Stated goal A
In the Podolski soundset thread, what is the name of the free soundset being announced?
Stated goal B
Decide whether each statement agrees with the Podolski soundset thread, and give yes or no plus the deciding words quoted from the thread: (i) The patches are made for a free synth from u-he. (ii) Uno LX Vulcan will be released free of charge. (iii) One poster singles out the Quicksilver patch for praise.
Stated goal C
Carry on the Podolski soundset thread from its last line.

30 free patches for u-he's free synth, *Podolski*. A little taste of some of the fun things this little, but clever synth can do.

Next week will see the release of the next commercial soundset in *The Unfinished Retro Synth Summer*: *Uno LX Vulcan*.


----------



## kurtvanzo (Jul 19, 2017)

You continue to force me to continually add new synths and patches to an already packed synth template. This madness has to end!... Thanks btw, you are very generous... it's maddening!


----------



## synthpunk (Jul 19, 2017)

LOVE the Quicksilver patch.

BARB LIVES! 



TheUnfinished said:


> New free soundset, *Podolski Jaune*.
> 
> 30 free patches for u-he's free synth, *Podolski*. A little taste of some of the fun things this little, but clever synth can do.
> 
> Next week will see the release of the next commercial soundset in *The Unfinished Retro Synth Summer*: *Uno LX Vulcan*.

Material shown
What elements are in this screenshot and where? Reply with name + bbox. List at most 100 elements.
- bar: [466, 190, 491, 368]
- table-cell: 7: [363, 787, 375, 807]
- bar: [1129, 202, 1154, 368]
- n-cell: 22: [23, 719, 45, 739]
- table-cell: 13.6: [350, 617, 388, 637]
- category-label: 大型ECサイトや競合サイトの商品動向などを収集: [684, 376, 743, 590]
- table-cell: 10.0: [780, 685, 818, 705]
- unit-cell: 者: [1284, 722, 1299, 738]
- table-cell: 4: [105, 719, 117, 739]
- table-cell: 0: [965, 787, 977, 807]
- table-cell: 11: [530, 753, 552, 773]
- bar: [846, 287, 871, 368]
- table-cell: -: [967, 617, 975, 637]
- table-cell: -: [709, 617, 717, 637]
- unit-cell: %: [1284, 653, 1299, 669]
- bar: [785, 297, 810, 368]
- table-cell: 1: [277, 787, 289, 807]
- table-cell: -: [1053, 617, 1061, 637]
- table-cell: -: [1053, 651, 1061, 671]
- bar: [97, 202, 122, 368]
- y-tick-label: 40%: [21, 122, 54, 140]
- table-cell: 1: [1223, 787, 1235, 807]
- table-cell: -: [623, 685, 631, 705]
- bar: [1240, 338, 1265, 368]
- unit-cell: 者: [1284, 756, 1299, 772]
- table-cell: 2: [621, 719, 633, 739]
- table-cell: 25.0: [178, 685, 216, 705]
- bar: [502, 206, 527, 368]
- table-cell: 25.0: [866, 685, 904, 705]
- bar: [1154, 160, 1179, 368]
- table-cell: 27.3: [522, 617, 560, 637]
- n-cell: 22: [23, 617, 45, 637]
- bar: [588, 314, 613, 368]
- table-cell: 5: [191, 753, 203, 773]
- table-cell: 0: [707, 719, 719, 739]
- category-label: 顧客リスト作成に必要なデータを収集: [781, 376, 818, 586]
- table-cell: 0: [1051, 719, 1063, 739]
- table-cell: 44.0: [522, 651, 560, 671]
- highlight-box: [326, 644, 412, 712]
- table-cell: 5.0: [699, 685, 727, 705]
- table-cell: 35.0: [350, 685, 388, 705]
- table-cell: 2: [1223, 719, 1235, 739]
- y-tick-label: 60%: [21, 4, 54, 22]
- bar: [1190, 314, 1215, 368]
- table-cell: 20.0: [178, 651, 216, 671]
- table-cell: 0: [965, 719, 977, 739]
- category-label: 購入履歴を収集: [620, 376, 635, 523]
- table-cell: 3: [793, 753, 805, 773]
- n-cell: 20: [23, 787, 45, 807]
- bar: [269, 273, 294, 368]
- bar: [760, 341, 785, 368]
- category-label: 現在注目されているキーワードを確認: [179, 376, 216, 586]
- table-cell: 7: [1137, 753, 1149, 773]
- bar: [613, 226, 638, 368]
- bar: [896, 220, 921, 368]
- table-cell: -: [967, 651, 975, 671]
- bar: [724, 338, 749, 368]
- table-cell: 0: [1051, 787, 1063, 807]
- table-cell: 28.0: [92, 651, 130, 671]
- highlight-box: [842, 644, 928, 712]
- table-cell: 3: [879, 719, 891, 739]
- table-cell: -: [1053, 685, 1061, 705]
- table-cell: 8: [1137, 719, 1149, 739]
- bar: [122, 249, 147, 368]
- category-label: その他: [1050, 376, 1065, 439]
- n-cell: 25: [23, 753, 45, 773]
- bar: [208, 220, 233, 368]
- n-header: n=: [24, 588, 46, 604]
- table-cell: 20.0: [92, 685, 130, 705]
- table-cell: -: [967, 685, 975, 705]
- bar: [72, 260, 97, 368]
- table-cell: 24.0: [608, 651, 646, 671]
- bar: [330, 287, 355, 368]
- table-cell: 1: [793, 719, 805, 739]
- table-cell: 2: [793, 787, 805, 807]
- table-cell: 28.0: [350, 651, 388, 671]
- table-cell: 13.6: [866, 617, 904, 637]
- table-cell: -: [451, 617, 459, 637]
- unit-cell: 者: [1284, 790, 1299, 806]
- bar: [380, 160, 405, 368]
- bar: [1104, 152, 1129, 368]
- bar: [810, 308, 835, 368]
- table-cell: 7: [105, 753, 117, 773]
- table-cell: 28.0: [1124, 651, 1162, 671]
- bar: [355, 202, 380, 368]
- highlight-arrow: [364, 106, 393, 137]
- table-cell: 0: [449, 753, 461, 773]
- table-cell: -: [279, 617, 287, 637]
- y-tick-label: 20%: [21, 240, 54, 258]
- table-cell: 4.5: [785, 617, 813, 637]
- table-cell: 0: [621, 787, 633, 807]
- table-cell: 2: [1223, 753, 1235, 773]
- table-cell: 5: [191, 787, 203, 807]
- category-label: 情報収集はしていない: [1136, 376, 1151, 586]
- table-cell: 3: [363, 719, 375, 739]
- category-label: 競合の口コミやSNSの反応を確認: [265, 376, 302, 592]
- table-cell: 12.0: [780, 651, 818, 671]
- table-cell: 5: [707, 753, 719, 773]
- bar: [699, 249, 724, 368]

Written answer A
Podolski Jaune

Written answer B
(i) Yes: "30 free patches for u-he's free synth"
(ii) No: "Next week will see the release of the next commercial soundset"
(iii) Yes: "LOVE the Quicksilver patch."

Written answer C
----------



## TheUnfinished (Jul 24, 2017)

Coming this Friday, a collection of 150 patches for a synth I haven't released sounds for before.

*Uno LX Vulcan* is a soundset for Togu Audio Line's awesome *Roland Juno* emulation synth *Uno LX*. It's full of punchy basses, smooth pads, crisp plucks, quivering leads, chunky synths and lively sequences. *Vulcan*‘s specialties are lo-fi analogue crunch, wide warm vibe and sweet drifting tones.

Inspired by legends such as *Vangelis*, *Human League*, *John Carpenter* and *Jan Hammer*; influenced by modern artists like *Michael McCann*, *Cliff Martinez*, *Ben Salisbury & Geoff Barrow* and *Timecop1983*.

If you're thinking "I've never heard of this synth before. I'd love the sounds but don't have Uno LX", well... I have some good news for you. I've teamed up with *Togu Audio Line* to produce a *Special Edition* version of the soundset where you get a discount code to buy *Uno LX* at *20% off* the regular price, after buying your copy of *Uno LX Vulcan*.

How lovely is that? It's very lovely. Very lovely indeed.

In the meantime, why not enjoy/endure my walkthrough video on YouTube...



Or listen to a variety of 80s analogue inspired demo tracks...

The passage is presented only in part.